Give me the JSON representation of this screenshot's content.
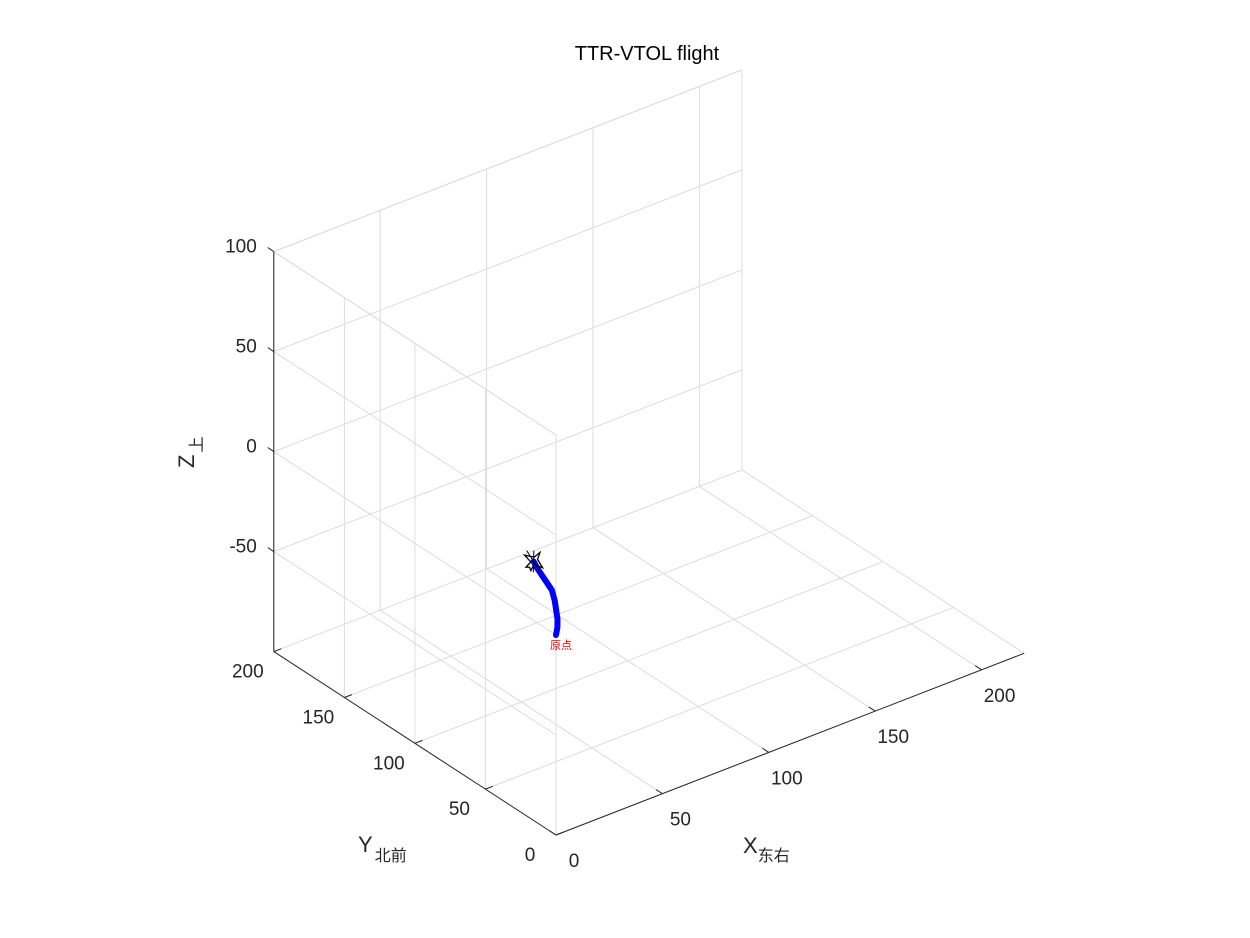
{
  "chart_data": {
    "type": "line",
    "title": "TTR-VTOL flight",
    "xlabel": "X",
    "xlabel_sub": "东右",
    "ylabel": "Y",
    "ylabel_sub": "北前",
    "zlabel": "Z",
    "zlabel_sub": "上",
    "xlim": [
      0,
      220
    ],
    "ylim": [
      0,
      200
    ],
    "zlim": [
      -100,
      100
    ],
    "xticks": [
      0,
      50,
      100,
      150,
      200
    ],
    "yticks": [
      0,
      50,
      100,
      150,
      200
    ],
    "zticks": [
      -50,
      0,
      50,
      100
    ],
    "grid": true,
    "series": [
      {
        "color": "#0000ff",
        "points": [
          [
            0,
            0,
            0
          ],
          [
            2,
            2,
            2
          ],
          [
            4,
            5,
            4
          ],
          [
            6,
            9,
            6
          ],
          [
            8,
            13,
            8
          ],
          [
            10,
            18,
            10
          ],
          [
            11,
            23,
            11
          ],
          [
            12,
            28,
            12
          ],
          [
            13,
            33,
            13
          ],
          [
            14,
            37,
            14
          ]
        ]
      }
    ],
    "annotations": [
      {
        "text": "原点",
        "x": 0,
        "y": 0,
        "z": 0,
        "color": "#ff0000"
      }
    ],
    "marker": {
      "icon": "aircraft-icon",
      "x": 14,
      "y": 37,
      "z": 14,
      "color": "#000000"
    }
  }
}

---

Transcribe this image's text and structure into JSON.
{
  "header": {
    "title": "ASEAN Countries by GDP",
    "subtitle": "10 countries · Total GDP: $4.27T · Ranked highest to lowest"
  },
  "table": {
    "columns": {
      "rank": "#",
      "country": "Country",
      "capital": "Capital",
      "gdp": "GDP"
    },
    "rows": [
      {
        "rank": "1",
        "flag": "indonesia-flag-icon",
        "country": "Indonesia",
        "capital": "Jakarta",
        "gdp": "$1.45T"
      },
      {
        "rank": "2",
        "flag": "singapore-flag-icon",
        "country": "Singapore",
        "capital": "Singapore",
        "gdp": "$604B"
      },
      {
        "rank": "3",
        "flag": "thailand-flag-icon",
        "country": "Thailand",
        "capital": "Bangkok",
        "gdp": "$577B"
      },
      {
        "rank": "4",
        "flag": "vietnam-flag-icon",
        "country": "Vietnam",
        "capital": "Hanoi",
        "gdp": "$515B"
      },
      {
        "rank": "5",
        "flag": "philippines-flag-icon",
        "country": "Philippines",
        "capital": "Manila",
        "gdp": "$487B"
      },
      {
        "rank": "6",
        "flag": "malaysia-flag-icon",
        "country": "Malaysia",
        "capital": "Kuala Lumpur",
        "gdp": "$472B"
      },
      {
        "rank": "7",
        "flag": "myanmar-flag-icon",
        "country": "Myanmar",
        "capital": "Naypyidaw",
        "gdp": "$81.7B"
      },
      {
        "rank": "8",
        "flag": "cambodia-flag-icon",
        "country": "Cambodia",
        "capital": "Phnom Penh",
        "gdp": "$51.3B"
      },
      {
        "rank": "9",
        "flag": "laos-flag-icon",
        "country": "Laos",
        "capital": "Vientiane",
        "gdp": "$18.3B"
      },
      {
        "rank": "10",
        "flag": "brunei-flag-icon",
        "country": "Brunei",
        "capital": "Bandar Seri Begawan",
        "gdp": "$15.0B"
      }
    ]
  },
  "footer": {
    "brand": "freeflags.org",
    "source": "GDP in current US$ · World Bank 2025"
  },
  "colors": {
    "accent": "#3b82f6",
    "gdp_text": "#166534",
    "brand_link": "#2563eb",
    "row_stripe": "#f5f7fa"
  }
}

* * *

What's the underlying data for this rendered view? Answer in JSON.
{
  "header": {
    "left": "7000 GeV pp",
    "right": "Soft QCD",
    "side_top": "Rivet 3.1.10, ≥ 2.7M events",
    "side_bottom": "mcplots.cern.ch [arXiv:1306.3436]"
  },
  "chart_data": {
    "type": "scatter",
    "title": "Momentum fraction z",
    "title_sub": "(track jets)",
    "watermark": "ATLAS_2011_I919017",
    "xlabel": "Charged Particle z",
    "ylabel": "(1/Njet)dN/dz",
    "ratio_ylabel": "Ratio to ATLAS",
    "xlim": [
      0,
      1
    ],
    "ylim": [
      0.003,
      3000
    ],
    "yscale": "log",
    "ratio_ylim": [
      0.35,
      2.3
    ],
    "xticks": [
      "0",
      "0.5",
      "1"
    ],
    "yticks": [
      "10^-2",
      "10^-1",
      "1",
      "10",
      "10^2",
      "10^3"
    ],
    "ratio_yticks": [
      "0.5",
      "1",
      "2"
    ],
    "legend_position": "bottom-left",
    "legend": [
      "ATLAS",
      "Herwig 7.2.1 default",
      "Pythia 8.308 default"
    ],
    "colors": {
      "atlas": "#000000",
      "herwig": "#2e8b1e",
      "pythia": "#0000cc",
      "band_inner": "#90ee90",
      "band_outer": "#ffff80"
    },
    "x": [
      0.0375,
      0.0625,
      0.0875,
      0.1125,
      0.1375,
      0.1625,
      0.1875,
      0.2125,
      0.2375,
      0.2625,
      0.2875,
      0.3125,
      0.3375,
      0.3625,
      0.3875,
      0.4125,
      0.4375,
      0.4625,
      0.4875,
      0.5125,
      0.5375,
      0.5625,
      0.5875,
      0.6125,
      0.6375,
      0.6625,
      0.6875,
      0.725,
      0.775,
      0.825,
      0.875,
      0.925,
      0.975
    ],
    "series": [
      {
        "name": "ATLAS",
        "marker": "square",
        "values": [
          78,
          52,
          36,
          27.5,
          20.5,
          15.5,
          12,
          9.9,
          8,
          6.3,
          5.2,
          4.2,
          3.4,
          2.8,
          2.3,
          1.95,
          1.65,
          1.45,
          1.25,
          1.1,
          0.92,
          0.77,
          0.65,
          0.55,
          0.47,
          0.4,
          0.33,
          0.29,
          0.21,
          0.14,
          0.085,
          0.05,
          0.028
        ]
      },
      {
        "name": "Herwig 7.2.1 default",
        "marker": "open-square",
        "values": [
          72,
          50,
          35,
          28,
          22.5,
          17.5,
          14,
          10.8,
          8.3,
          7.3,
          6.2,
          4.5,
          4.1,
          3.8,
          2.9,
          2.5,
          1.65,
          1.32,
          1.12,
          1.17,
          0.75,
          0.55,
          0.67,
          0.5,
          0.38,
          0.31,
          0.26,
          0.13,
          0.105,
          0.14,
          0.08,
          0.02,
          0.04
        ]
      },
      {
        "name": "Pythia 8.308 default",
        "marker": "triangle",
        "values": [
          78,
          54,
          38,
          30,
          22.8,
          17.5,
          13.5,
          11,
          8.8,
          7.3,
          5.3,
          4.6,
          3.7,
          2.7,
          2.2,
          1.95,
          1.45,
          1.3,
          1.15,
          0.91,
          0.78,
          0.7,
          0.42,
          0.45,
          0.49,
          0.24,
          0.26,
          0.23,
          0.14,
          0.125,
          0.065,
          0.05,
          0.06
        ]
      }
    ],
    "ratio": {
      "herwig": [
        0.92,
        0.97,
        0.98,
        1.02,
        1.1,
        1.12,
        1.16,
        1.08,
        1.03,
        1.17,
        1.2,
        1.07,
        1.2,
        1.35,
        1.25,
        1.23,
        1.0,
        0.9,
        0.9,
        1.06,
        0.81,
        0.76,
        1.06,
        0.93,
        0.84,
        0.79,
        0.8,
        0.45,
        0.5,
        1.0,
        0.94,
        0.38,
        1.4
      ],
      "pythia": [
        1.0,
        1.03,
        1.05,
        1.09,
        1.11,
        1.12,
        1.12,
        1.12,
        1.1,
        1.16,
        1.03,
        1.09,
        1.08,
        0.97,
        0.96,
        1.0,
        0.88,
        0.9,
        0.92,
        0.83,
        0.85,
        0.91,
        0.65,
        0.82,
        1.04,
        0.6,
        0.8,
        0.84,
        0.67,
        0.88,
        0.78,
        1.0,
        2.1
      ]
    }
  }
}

> **What the task requires**:
Go through the data and count each line that has the word "marker", then give the total alone.

> **Problem solution**:
4